Give back the full listing, character for character, with no pictures.

>> start The records

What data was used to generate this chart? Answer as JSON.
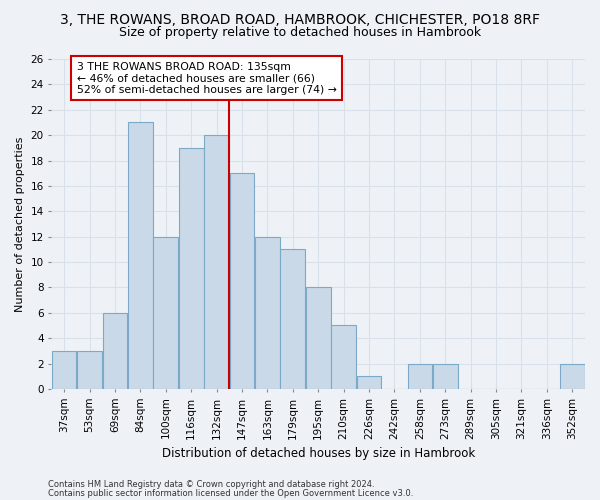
{
  "title_line1": "3, THE ROWANS, BROAD ROAD, HAMBROOK, CHICHESTER, PO18 8RF",
  "title_line2": "Size of property relative to detached houses in Hambrook",
  "xlabel": "Distribution of detached houses by size in Hambrook",
  "ylabel": "Number of detached properties",
  "categories": [
    "37sqm",
    "53sqm",
    "69sqm",
    "84sqm",
    "100sqm",
    "116sqm",
    "132sqm",
    "147sqm",
    "163sqm",
    "179sqm",
    "195sqm",
    "210sqm",
    "226sqm",
    "242sqm",
    "258sqm",
    "273sqm",
    "289sqm",
    "305sqm",
    "321sqm",
    "336sqm",
    "352sqm"
  ],
  "values": [
    3,
    3,
    6,
    21,
    12,
    19,
    20,
    17,
    12,
    11,
    8,
    5,
    1,
    0,
    2,
    2,
    0,
    0,
    0,
    0,
    2
  ],
  "bar_color": "#c9d9e8",
  "bar_edge_color": "#7aaac8",
  "vline_x_index": 6.5,
  "vline_color": "#cc0000",
  "annotation_text": "3 THE ROWANS BROAD ROAD: 135sqm\n← 46% of detached houses are smaller (66)\n52% of semi-detached houses are larger (74) →",
  "annotation_box_color": "#ffffff",
  "annotation_box_edge_color": "#cc0000",
  "ylim": [
    0,
    26
  ],
  "yticks": [
    0,
    2,
    4,
    6,
    8,
    10,
    12,
    14,
    16,
    18,
    20,
    22,
    24,
    26
  ],
  "footnote_line1": "Contains HM Land Registry data © Crown copyright and database right 2024.",
  "footnote_line2": "Contains public sector information licensed under the Open Government Licence v3.0.",
  "background_color": "#eef2f7",
  "grid_color": "#d8e0ea",
  "title_fontsize": 10,
  "subtitle_fontsize": 9,
  "axis_label_fontsize": 8,
  "tick_fontsize": 7.5,
  "bar_width": 0.97
}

>> end The records

**Result below**
What data was used to generate this chart? Answer as JSON.
{
  "title_line1": "3, THE ROWANS, BROAD ROAD, HAMBROOK, CHICHESTER, PO18 8RF",
  "title_line2": "Size of property relative to detached houses in Hambrook",
  "xlabel": "Distribution of detached houses by size in Hambrook",
  "ylabel": "Number of detached properties",
  "categories": [
    "37sqm",
    "53sqm",
    "69sqm",
    "84sqm",
    "100sqm",
    "116sqm",
    "132sqm",
    "147sqm",
    "163sqm",
    "179sqm",
    "195sqm",
    "210sqm",
    "226sqm",
    "242sqm",
    "258sqm",
    "273sqm",
    "289sqm",
    "305sqm",
    "321sqm",
    "336sqm",
    "352sqm"
  ],
  "values": [
    3,
    3,
    6,
    21,
    12,
    19,
    20,
    17,
    12,
    11,
    8,
    5,
    1,
    0,
    2,
    2,
    0,
    0,
    0,
    0,
    2
  ],
  "bar_color": "#c9d9e8",
  "bar_edge_color": "#7aaac8",
  "vline_x_index": 6.5,
  "vline_color": "#cc0000",
  "annotation_text": "3 THE ROWANS BROAD ROAD: 135sqm\n← 46% of detached houses are smaller (66)\n52% of semi-detached houses are larger (74) →",
  "annotation_box_color": "#ffffff",
  "annotation_box_edge_color": "#cc0000",
  "ylim": [
    0,
    26
  ],
  "yticks": [
    0,
    2,
    4,
    6,
    8,
    10,
    12,
    14,
    16,
    18,
    20,
    22,
    24,
    26
  ],
  "footnote_line1": "Contains HM Land Registry data © Crown copyright and database right 2024.",
  "footnote_line2": "Contains public sector information licensed under the Open Government Licence v3.0.",
  "background_color": "#eef2f7",
  "grid_color": "#d8e0ea",
  "title_fontsize": 10,
  "subtitle_fontsize": 9,
  "axis_label_fontsize": 8,
  "tick_fontsize": 7.5,
  "bar_width": 0.97
}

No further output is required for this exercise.